**Given exercise:** Can you write out all the lines word for word, with no pictures?

**Dataset entries:**
= = =

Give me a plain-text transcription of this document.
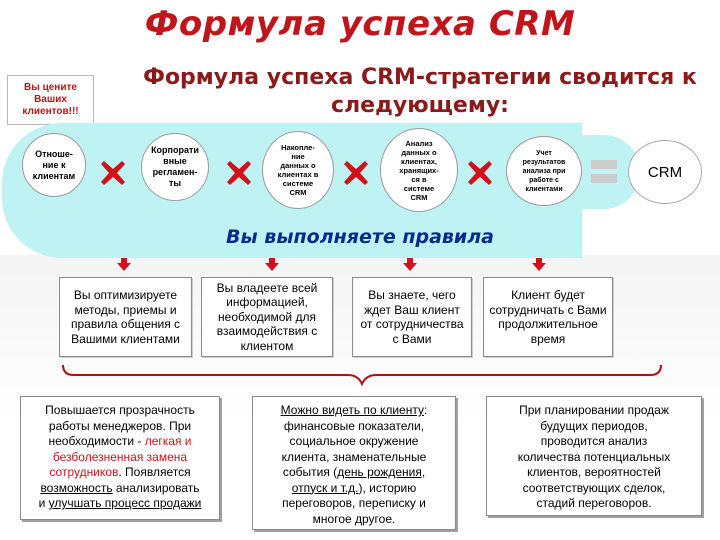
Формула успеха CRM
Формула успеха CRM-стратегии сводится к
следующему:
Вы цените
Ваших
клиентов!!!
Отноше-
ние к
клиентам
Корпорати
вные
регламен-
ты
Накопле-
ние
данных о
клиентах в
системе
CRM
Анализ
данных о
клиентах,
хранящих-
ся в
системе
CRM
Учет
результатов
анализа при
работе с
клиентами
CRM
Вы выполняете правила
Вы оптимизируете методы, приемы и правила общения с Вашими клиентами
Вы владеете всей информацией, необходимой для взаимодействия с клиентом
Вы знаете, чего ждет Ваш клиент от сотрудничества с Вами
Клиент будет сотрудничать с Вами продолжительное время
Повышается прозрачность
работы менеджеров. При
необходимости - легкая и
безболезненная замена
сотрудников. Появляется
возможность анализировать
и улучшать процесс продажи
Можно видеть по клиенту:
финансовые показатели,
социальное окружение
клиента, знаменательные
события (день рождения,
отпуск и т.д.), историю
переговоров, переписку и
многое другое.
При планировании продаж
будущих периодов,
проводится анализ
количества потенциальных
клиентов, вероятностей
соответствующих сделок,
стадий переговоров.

= = =

**Solution:**
Give me a plain-text transcription of this document.
Формула успеха CRM
Формула успеха CRM-стратегии сводится к
следующему:
Вы цените
Ваших
клиентов!!!
Отноше-
ние к
клиентам
Корпорати
вные
регламен-
ты
Накопле-
ние
данных о
клиентах в
системе
CRM
Анализ
данных о
клиентах,
хранящих-
ся в
системе
CRM
Учет
результатов
анализа при
работе с
клиентами
CRM
Вы выполняете правила
Вы оптимизируете методы, приемы и правила общения с Вашими клиентами
Вы владеете всей информацией, необходимой для взаимодействия с клиентом
Вы знаете, чего ждет Ваш клиент от сотрудничества с Вами
Клиент будет сотрудничать с Вами продолжительное время
Повышается прозрачность
работы менеджеров. При
необходимости - легкая и
безболезненная замена
сотрудников. Появляется
возможность анализировать
и улучшать процесс продажи
Можно видеть по клиенту:
финансовые показатели,
социальное окружение
клиента, знаменательные
события (день рождения,
отпуск и т.д.), историю
переговоров, переписку и
многое другое.
При планировании продаж
будущих периодов,
проводится анализ
количества потенциальных
клиентов, вероятностей
соответствующих сделок,
стадий переговоров.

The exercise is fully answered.